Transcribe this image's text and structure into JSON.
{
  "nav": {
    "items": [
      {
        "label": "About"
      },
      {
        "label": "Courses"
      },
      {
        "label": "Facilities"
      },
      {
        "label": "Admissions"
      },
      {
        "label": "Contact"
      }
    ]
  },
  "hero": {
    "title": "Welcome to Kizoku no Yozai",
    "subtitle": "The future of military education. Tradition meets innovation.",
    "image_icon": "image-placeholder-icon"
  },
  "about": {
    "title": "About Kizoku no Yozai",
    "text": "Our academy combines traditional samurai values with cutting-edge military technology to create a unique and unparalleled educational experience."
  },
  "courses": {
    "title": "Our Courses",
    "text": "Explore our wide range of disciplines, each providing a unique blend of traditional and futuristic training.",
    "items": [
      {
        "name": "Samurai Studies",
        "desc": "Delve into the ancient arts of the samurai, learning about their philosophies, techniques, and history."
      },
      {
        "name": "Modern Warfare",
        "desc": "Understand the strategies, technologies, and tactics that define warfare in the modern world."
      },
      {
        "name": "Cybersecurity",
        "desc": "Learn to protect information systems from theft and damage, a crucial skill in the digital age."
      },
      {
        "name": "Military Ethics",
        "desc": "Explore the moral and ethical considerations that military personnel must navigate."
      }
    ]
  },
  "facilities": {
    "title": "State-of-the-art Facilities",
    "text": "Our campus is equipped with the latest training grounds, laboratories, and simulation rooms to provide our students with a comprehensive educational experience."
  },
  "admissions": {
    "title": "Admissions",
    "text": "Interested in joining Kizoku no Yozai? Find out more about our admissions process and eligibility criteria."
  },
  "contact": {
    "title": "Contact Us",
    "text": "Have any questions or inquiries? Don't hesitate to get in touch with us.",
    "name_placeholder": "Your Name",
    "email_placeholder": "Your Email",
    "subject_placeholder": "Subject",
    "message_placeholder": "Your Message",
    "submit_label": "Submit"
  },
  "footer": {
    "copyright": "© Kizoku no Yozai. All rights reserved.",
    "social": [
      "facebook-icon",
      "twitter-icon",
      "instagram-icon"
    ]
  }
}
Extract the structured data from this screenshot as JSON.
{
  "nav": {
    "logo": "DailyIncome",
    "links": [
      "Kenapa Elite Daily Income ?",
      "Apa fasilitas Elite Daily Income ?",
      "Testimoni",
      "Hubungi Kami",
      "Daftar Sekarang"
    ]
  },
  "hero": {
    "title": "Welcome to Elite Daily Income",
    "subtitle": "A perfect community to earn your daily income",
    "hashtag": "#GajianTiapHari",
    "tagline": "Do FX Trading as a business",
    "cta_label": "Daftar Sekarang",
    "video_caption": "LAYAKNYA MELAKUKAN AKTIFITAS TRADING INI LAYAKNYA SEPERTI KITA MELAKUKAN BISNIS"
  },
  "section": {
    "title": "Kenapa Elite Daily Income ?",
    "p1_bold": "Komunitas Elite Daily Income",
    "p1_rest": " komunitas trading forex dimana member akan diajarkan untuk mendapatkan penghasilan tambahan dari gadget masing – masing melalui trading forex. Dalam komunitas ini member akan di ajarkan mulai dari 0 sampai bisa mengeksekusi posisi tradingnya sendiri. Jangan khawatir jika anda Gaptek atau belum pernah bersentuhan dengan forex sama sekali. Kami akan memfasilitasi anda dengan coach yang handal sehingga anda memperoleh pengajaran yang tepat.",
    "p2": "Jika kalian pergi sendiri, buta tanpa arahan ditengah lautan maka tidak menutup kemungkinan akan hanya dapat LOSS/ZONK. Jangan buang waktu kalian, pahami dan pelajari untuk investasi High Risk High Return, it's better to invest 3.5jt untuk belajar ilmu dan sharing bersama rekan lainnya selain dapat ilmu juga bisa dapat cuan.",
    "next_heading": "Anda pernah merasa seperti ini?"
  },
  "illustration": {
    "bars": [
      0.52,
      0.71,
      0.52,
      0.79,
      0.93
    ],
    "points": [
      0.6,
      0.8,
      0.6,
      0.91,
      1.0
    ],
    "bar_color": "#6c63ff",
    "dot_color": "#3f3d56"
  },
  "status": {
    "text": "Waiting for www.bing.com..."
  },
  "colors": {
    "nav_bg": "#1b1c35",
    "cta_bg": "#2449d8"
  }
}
....
[Short exercise]: Your task is to gather all lines from the entries above that hold the word "sendiri".

[Result for this task]:
    "p1_rest": " komunitas trading forex dimana member akan diajarkan untuk mendapatkan penghasilan tambahan dari gadget masing – masing melalui trading forex. Dalam komunitas ini member akan di ajarkan mulai dari 0 sampai bisa mengeksekusi posisi tradingnya sendiri. Jangan khawatir jika anda Gaptek atau belum pernah bersentuhan dengan forex sama sekali. Kami akan memfasilitasi anda dengan coach yang handal sehingga anda memperoleh pengajaran yang tepat.",
    "p2": "Jika kalian pergi sendiri, buta tanpa arahan ditengah lautan maka tidak menutup kemungkinan akan hanya dapat LOSS/ZONK. Jangan buang waktu kalian, pahami dan pelajari untuk investasi High Risk High Return, it's better to invest 3.5jt untuk belajar ilmu dan sharing bersama rekan lainnya selain dapat ilmu juga bisa dapat cuan.",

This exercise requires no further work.